Directions: Read the listing below and copy out every line that holds "objasnené".

(Figure dataset records)

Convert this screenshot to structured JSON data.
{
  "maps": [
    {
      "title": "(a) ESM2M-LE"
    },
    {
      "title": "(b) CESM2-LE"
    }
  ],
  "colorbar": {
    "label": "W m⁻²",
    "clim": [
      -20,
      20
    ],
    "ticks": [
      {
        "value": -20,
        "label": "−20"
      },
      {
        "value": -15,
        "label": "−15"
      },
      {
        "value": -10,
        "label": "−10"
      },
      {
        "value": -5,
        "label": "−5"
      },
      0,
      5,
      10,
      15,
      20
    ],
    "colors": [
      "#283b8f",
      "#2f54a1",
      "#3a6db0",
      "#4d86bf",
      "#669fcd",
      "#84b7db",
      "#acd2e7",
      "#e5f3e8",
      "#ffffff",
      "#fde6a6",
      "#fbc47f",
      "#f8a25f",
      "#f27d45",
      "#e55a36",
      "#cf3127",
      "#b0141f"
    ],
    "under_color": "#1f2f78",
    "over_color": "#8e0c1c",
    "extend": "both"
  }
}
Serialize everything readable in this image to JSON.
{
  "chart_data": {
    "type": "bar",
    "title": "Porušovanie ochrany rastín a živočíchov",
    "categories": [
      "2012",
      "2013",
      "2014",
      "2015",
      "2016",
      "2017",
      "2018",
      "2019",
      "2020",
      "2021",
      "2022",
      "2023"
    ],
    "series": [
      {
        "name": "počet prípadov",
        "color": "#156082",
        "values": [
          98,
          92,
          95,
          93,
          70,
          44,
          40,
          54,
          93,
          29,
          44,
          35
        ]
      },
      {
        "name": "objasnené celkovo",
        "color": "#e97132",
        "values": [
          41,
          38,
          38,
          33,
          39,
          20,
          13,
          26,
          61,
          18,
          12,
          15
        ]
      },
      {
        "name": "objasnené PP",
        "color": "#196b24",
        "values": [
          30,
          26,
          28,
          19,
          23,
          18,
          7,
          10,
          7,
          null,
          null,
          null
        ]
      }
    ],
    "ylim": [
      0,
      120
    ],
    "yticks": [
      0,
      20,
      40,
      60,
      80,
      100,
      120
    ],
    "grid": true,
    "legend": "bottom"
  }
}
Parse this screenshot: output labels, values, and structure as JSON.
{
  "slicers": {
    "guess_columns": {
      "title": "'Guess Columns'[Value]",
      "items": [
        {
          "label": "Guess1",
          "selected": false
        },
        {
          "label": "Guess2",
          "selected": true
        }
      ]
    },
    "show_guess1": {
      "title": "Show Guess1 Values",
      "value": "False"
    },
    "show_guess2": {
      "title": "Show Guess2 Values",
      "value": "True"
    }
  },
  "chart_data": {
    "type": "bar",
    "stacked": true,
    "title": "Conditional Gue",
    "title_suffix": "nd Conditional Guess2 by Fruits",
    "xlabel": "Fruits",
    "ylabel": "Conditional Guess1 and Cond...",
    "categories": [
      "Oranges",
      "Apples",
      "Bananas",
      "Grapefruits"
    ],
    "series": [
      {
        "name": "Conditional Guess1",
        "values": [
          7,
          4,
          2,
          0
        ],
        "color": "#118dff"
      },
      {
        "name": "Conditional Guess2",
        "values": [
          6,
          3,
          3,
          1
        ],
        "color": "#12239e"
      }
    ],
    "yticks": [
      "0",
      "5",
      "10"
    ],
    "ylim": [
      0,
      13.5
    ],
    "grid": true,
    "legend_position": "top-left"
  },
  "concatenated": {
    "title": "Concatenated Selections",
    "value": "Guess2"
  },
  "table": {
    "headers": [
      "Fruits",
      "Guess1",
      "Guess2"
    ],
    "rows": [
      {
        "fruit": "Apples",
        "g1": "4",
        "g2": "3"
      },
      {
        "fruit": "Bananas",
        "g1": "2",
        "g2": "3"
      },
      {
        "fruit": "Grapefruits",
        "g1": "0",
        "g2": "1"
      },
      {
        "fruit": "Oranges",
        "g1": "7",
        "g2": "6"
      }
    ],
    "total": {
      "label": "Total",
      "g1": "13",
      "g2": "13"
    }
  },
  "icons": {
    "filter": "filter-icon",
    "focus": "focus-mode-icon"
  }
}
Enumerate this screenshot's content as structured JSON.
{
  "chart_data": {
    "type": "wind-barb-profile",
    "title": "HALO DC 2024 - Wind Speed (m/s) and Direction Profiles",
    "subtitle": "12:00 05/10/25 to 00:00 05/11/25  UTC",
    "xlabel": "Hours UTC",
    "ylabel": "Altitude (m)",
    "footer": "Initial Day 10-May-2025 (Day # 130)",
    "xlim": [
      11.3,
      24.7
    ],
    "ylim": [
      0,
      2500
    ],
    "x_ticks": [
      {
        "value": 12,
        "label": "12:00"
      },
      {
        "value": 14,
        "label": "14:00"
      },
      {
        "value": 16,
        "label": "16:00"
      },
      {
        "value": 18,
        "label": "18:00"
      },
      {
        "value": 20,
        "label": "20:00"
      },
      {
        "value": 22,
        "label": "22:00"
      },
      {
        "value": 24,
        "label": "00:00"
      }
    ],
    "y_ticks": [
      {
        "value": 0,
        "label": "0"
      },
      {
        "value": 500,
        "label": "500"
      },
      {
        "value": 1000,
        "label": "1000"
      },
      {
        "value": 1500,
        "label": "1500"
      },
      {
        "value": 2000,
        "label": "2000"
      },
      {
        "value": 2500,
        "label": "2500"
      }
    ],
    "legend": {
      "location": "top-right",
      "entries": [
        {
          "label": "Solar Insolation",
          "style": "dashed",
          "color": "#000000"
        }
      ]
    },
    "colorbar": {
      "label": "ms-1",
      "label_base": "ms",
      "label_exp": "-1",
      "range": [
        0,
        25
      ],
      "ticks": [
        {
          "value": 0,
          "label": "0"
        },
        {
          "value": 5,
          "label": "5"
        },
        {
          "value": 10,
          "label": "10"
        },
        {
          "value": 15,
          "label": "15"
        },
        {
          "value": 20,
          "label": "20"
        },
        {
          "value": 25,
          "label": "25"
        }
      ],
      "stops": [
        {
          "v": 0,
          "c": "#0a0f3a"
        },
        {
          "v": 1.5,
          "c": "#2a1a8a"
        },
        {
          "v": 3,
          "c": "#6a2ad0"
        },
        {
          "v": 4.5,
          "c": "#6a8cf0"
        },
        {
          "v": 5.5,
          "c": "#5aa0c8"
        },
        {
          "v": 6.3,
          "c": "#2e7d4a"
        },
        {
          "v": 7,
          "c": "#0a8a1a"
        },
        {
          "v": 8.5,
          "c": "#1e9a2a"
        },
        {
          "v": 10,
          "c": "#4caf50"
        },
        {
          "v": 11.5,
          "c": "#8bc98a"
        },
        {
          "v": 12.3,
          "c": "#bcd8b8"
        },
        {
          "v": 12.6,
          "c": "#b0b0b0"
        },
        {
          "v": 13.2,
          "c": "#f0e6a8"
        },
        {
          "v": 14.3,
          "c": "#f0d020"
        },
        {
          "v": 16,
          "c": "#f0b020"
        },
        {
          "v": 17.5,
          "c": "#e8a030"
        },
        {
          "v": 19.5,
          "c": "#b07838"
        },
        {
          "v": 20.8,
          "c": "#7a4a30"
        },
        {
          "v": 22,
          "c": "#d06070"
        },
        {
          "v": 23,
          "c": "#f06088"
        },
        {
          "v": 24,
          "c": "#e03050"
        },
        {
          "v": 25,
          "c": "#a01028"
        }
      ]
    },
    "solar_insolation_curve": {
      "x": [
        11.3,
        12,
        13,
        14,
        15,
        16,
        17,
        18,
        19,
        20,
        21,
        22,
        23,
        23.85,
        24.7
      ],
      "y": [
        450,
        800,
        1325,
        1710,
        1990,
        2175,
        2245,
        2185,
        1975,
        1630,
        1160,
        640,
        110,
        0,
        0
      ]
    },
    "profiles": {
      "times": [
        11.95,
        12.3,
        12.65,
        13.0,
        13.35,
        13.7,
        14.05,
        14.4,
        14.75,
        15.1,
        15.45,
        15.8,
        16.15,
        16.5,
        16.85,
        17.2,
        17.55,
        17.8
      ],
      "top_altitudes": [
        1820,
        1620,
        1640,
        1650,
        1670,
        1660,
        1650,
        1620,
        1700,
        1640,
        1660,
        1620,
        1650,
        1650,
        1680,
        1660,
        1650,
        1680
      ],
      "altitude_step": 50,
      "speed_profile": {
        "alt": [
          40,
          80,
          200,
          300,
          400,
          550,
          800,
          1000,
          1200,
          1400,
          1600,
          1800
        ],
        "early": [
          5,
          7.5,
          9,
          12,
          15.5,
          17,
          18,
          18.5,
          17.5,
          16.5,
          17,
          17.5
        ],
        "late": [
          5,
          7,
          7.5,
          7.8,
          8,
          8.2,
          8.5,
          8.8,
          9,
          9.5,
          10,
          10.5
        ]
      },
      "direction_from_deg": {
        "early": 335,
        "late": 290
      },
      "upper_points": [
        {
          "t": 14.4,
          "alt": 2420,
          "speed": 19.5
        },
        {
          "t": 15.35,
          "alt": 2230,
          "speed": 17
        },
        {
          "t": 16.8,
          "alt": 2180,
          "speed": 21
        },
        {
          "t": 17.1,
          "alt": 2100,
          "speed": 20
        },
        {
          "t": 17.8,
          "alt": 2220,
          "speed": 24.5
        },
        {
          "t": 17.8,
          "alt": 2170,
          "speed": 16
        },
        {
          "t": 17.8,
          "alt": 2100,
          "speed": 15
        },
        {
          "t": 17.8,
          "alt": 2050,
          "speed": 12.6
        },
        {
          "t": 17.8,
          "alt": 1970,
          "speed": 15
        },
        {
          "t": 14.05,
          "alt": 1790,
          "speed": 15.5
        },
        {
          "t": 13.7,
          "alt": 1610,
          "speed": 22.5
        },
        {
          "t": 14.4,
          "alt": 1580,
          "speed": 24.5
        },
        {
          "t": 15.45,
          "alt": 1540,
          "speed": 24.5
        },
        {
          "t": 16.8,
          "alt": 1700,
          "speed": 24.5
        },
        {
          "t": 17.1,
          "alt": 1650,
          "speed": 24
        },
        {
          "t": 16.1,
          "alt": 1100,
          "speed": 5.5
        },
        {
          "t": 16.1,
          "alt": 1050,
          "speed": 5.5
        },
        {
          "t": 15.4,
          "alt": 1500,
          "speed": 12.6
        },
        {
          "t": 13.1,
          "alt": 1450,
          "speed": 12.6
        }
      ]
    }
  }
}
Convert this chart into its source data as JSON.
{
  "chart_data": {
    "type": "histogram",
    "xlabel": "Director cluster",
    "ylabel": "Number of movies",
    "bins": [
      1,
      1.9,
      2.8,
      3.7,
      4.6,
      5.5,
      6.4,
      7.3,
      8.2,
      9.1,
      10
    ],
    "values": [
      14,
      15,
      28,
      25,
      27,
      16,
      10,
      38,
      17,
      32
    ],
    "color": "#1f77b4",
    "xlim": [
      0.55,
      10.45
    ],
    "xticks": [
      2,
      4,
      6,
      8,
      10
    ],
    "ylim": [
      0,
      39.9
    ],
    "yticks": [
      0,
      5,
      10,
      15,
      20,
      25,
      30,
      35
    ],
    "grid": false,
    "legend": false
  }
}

Worked solution:
        "name": "objasnené celkovo",
        "name": "objasnené PP",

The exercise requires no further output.